## Problem description
All entries below need to be written out exactly, but without their pictures.

## Material to process
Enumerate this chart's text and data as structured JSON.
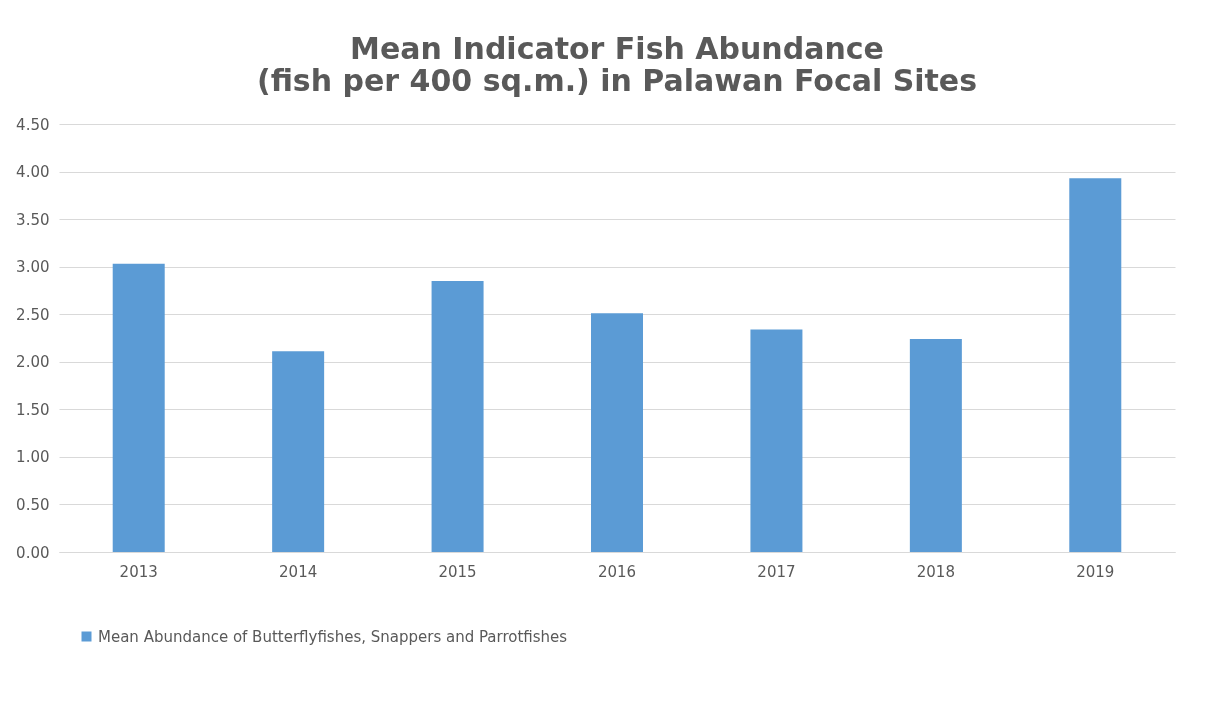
{
  "chart_data": {
    "type": "bar",
    "title": "Mean Indicator Fish Abundance\n(fish per 400 sq.m.) in Palawan Focal Sites",
    "categories": [
      "2013",
      "2014",
      "2015",
      "2016",
      "2017",
      "2018",
      "2019"
    ],
    "series": [
      {
        "name": "Mean Abundance of Butterflyfishes, Snappers and Parrotfishes",
        "color": "#5b9bd5",
        "values": [
          3.03,
          2.11,
          2.85,
          2.51,
          2.34,
          2.24,
          3.93
        ]
      }
    ],
    "ylim": [
      0,
      4.5
    ],
    "yticks": [
      {
        "value": 0,
        "label": "0.00"
      },
      {
        "value": 0.5,
        "label": "0.50"
      },
      {
        "value": 1,
        "label": "1.00"
      },
      {
        "value": 1.5,
        "label": "1.50"
      },
      {
        "value": 2,
        "label": "2.00"
      },
      {
        "value": 2.5,
        "label": "2.50"
      },
      {
        "value": 3,
        "label": "3.00"
      },
      {
        "value": 3.5,
        "label": "3.50"
      },
      {
        "value": 4,
        "label": "4.00"
      },
      {
        "value": 4.5,
        "label": "4.50"
      }
    ],
    "grid": "y",
    "legend": "bottom"
  }
}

## Task solution
Enumerate this chart's text and data as structured JSON.
{
  "chart_data": {
    "type": "bar",
    "title": "Mean Indicator Fish Abundance\n(fish per 400 sq.m.) in Palawan Focal Sites",
    "categories": [
      "2013",
      "2014",
      "2015",
      "2016",
      "2017",
      "2018",
      "2019"
    ],
    "series": [
      {
        "name": "Mean Abundance of Butterflyfishes, Snappers and Parrotfishes",
        "color": "#5b9bd5",
        "values": [
          3.03,
          2.11,
          2.85,
          2.51,
          2.34,
          2.24,
          3.93
        ]
      }
    ],
    "ylim": [
      0,
      4.5
    ],
    "yticks": [
      {
        "value": 0,
        "label": "0.00"
      },
      {
        "value": 0.5,
        "label": "0.50"
      },
      {
        "value": 1,
        "label": "1.00"
      },
      {
        "value": 1.5,
        "label": "1.50"
      },
      {
        "value": 2,
        "label": "2.00"
      },
      {
        "value": 2.5,
        "label": "2.50"
      },
      {
        "value": 3,
        "label": "3.00"
      },
      {
        "value": 3.5,
        "label": "3.50"
      },
      {
        "value": 4,
        "label": "4.00"
      },
      {
        "value": 4.5,
        "label": "4.50"
      }
    ],
    "grid": "y",
    "legend": "bottom"
  }
}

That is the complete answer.